GIVEN TASK:
Copy out the entries exactly, from the first line to the last.

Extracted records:
+--

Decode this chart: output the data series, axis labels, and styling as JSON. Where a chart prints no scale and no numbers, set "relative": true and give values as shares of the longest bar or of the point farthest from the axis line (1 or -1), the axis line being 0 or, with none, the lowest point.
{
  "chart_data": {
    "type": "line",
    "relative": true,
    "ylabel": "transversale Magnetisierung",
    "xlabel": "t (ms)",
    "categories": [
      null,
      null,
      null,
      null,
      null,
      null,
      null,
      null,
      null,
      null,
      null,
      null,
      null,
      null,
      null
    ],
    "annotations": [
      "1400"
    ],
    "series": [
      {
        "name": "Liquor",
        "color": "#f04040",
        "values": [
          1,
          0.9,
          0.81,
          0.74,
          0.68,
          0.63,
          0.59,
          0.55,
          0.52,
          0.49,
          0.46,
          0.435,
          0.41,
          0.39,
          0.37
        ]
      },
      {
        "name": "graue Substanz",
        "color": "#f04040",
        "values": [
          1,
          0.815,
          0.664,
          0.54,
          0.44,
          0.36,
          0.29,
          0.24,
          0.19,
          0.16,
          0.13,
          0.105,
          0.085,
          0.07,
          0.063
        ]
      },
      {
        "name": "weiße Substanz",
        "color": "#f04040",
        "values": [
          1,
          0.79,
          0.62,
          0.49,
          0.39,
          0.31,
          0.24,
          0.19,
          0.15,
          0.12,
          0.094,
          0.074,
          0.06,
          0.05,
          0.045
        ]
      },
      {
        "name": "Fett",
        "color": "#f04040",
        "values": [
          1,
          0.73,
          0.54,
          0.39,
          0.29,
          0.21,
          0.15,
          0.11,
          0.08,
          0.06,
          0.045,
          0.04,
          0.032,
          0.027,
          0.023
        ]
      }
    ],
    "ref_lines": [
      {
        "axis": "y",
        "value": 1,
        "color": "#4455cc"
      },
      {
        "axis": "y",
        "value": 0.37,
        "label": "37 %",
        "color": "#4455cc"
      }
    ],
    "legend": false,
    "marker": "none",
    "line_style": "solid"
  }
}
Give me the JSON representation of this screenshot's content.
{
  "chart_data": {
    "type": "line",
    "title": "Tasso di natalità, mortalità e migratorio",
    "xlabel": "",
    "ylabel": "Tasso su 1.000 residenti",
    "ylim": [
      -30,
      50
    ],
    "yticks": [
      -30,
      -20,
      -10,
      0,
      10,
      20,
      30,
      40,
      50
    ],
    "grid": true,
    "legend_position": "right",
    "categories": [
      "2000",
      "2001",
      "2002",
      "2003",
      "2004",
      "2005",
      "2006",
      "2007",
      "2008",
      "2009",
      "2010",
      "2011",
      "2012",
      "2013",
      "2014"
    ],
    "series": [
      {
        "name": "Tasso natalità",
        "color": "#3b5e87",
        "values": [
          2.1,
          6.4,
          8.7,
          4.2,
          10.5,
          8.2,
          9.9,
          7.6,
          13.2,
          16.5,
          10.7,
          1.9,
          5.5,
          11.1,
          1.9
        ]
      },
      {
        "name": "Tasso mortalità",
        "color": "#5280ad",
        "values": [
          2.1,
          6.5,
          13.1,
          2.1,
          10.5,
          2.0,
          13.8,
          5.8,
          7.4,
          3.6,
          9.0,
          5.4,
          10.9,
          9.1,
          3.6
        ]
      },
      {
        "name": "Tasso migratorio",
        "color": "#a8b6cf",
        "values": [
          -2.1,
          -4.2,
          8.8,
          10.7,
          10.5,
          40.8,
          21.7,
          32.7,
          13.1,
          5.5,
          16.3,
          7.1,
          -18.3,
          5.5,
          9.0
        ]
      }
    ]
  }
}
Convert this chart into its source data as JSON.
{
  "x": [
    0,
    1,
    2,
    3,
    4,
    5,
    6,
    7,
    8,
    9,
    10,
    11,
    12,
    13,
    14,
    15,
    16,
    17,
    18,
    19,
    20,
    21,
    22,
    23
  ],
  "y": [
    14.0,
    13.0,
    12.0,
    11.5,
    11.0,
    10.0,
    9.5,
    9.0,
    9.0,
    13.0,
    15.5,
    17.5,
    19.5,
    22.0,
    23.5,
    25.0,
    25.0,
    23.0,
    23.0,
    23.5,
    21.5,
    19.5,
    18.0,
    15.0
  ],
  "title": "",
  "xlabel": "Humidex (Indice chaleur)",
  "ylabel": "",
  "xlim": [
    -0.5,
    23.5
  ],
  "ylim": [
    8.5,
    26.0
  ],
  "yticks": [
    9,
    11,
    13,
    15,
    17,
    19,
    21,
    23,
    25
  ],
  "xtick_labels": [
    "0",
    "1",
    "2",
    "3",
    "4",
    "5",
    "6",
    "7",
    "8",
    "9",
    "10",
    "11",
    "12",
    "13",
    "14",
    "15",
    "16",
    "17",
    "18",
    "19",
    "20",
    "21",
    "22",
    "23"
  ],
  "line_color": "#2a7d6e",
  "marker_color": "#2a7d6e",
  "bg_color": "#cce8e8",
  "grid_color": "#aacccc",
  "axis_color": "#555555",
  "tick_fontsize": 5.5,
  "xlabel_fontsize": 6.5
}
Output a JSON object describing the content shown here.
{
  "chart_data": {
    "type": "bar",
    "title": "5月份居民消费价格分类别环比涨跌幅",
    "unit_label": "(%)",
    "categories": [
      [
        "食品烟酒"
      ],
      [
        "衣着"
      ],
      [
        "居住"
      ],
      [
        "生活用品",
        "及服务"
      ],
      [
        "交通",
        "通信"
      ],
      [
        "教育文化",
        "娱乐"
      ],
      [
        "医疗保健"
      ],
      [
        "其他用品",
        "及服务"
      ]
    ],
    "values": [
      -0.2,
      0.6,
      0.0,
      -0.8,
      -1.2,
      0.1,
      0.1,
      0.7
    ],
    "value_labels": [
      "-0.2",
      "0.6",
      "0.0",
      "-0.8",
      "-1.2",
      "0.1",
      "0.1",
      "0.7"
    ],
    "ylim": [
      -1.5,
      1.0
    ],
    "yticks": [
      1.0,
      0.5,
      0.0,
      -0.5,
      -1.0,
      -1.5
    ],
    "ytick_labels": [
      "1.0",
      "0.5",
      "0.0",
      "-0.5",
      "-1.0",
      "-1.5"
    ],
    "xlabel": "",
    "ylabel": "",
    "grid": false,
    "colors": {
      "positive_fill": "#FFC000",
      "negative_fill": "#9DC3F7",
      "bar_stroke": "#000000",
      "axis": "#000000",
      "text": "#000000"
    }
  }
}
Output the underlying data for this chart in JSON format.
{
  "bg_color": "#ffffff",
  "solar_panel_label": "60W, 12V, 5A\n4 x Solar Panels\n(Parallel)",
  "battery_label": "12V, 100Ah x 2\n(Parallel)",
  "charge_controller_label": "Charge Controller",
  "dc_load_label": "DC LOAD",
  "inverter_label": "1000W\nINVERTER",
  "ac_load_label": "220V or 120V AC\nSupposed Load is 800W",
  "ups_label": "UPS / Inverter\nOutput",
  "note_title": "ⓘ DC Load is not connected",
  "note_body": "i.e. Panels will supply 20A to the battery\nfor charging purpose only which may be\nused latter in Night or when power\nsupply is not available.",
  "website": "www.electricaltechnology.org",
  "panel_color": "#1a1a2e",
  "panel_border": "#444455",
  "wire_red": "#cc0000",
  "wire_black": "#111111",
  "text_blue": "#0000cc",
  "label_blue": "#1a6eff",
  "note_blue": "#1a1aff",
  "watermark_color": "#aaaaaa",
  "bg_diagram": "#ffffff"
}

+--

SOLUTION:
Decode this chart: output the data series, axis labels, and styling as JSON. Where a chart prints no scale and no numbers, set "relative": true and give values as shares of the longest bar or of the point farthest from the axis line (1 or -1), the axis line being 0 or, with none, the lowest point.
{
  "chart_data": {
    "type": "line",
    "relative": true,
    "ylabel": "transversale Magnetisierung",
    "xlabel": "t (ms)",
    "categories": [
      null,
      null,
      null,
      null,
      null,
      null,
      null,
      null,
      null,
      null,
      null,
      null,
      null,
      null,
      null
    ],
    "annotations": [
      "1400"
    ],
    "series": [
      {
        "name": "Liquor",
        "color": "#f04040",
        "values": [
          1,
          0.9,
          0.81,
          0.74,
          0.68,
          0.63,
          0.59,
          0.55,
          0.52,
          0.49,
          0.46,
          0.435,
          0.41,
          0.39,
          0.37
        ]
      },
      {
        "name": "graue Substanz",
        "color": "#f04040",
        "values": [
          1,
          0.815,
          0.664,
          0.54,
          0.44,
          0.36,
          0.29,
          0.24,
          0.19,
          0.16,
          0.13,
          0.105,
          0.085,
          0.07,
          0.063
        ]
      },
      {
        "name": "weiße Substanz",
        "color": "#f04040",
        "values": [
          1,
          0.79,
          0.62,
          0.49,
          0.39,
          0.31,
          0.24,
          0.19,
          0.15,
          0.12,
          0.094,
          0.074,
          0.06,
          0.05,
          0.045
        ]
      },
      {
        "name": "Fett",
        "color": "#f04040",
        "values": [
          1,
          0.73,
          0.54,
          0.39,
          0.29,
          0.21,
          0.15,
          0.11,
          0.08,
          0.06,
          0.045,
          0.04,
          0.032,
          0.027,
          0.023
        ]
      }
    ],
    "ref_lines": [
      {
        "axis": "y",
        "value": 1,
        "color": "#4455cc"
      },
      {
        "axis": "y",
        "value": 0.37,
        "label": "37 %",
        "color": "#4455cc"
      }
    ],
    "legend": false,
    "marker": "none",
    "line_style": "solid"
  }
}
Give me the JSON representation of this screenshot's content.
{
  "chart_data": {
    "type": "line",
    "title": "Tasso di natalità, mortalità e migratorio",
    "xlabel": "",
    "ylabel": "Tasso su 1.000 residenti",
    "ylim": [
      -30,
      50
    ],
    "yticks": [
      -30,
      -20,
      -10,
      0,
      10,
      20,
      30,
      40,
      50
    ],
    "grid": true,
    "legend_position": "right",
    "categories": [
      "2000",
      "2001",
      "2002",
      "2003",
      "2004",
      "2005",
      "2006",
      "2007",
      "2008",
      "2009",
      "2010",
      "2011",
      "2012",
      "2013",
      "2014"
    ],
    "series": [
      {
        "name": "Tasso natalità",
        "color": "#3b5e87",
        "values": [
          2.1,
          6.4,
          8.7,
          4.2,
          10.5,
          8.2,
          9.9,
          7.6,
          13.2,
          16.5,
          10.7,
          1.9,
          5.5,
          11.1,
          1.9
        ]
      },
      {
        "name": "Tasso mortalità",
        "color": "#5280ad",
        "values": [
          2.1,
          6.5,
          13.1,
          2.1,
          10.5,
          2.0,
          13.8,
          5.8,
          7.4,
          3.6,
          9.0,
          5.4,
          10.9,
          9.1,
          3.6
        ]
      },
      {
        "name": "Tasso migratorio",
        "color": "#a8b6cf",
        "values": [
          -2.1,
          -4.2,
          8.8,
          10.7,
          10.5,
          40.8,
          21.7,
          32.7,
          13.1,
          5.5,
          16.3,
          7.1,
          -18.3,
          5.5,
          9.0
        ]
      }
    ]
  }
}
Convert this chart into its source data as JSON.
{
  "x": [
    0,
    1,
    2,
    3,
    4,
    5,
    6,
    7,
    8,
    9,
    10,
    11,
    12,
    13,
    14,
    15,
    16,
    17,
    18,
    19,
    20,
    21,
    22,
    23
  ],
  "y": [
    14.0,
    13.0,
    12.0,
    11.5,
    11.0,
    10.0,
    9.5,
    9.0,
    9.0,
    13.0,
    15.5,
    17.5,
    19.5,
    22.0,
    23.5,
    25.0,
    25.0,
    23.0,
    23.0,
    23.5,
    21.5,
    19.5,
    18.0,
    15.0
  ],
  "title": "",
  "xlabel": "Humidex (Indice chaleur)",
  "ylabel": "",
  "xlim": [
    -0.5,
    23.5
  ],
  "ylim": [
    8.5,
    26.0
  ],
  "yticks": [
    9,
    11,
    13,
    15,
    17,
    19,
    21,
    23,
    25
  ],
  "xtick_labels": [
    "0",
    "1",
    "2",
    "3",
    "4",
    "5",
    "6",
    "7",
    "8",
    "9",
    "10",
    "11",
    "12",
    "13",
    "14",
    "15",
    "16",
    "17",
    "18",
    "19",
    "20",
    "21",
    "22",
    "23"
  ],
  "line_color": "#2a7d6e",
  "marker_color": "#2a7d6e",
  "bg_color": "#cce8e8",
  "grid_color": "#aacccc",
  "axis_color": "#555555",
  "tick_fontsize": 5.5,
  "xlabel_fontsize": 6.5
}
Output a JSON object describing the content shown here.
{
  "chart_data": {
    "type": "bar",
    "title": "5月份居民消费价格分类别环比涨跌幅",
    "unit_label": "(%)",
    "categories": [
      [
        "食品烟酒"
      ],
      [
        "衣着"
      ],
      [
        "居住"
      ],
      [
        "生活用品",
        "及服务"
      ],
      [
        "交通",
        "通信"
      ],
      [
        "教育文化",
        "娱乐"
      ],
      [
        "医疗保健"
      ],
      [
        "其他用品",
        "及服务"
      ]
    ],
    "values": [
      -0.2,
      0.6,
      0.0,
      -0.8,
      -1.2,
      0.1,
      0.1,
      0.7
    ],
    "value_labels": [
      "-0.2",
      "0.6",
      "0.0",
      "-0.8",
      "-1.2",
      "0.1",
      "0.1",
      "0.7"
    ],
    "ylim": [
      -1.5,
      1.0
    ],
    "yticks": [
      1.0,
      0.5,
      0.0,
      -0.5,
      -1.0,
      -1.5
    ],
    "ytick_labels": [
      "1.0",
      "0.5",
      "0.0",
      "-0.5",
      "-1.0",
      "-1.5"
    ],
    "xlabel": "",
    "ylabel": "",
    "grid": false,
    "colors": {
      "positive_fill": "#FFC000",
      "negative_fill": "#9DC3F7",
      "bar_stroke": "#000000",
      "axis": "#000000",
      "text": "#000000"
    }
  }
}
Output the underlying data for this chart in JSON format.
{
  "bg_color": "#ffffff",
  "solar_panel_label": "60W, 12V, 5A\n4 x Solar Panels\n(Parallel)",
  "battery_label": "12V, 100Ah x 2\n(Parallel)",
  "charge_controller_label": "Charge Controller",
  "dc_load_label": "DC LOAD",
  "inverter_label": "1000W\nINVERTER",
  "ac_load_label": "220V or 120V AC\nSupposed Load is 800W",
  "ups_label": "UPS / Inverter\nOutput",
  "note_title": "ⓘ DC Load is not connected",
  "note_body": "i.e. Panels will supply 20A to the battery\nfor charging purpose only which may be\nused latter in Night or when power\nsupply is not available.",
  "website": "www.electricaltechnology.org",
  "panel_color": "#1a1a2e",
  "panel_border": "#444455",
  "wire_red": "#cc0000",
  "wire_black": "#111111",
  "text_blue": "#0000cc",
  "label_blue": "#1a6eff",
  "note_blue": "#1a1aff",
  "watermark_color": "#aaaaaa",
  "bg_diagram": "#ffffff"
}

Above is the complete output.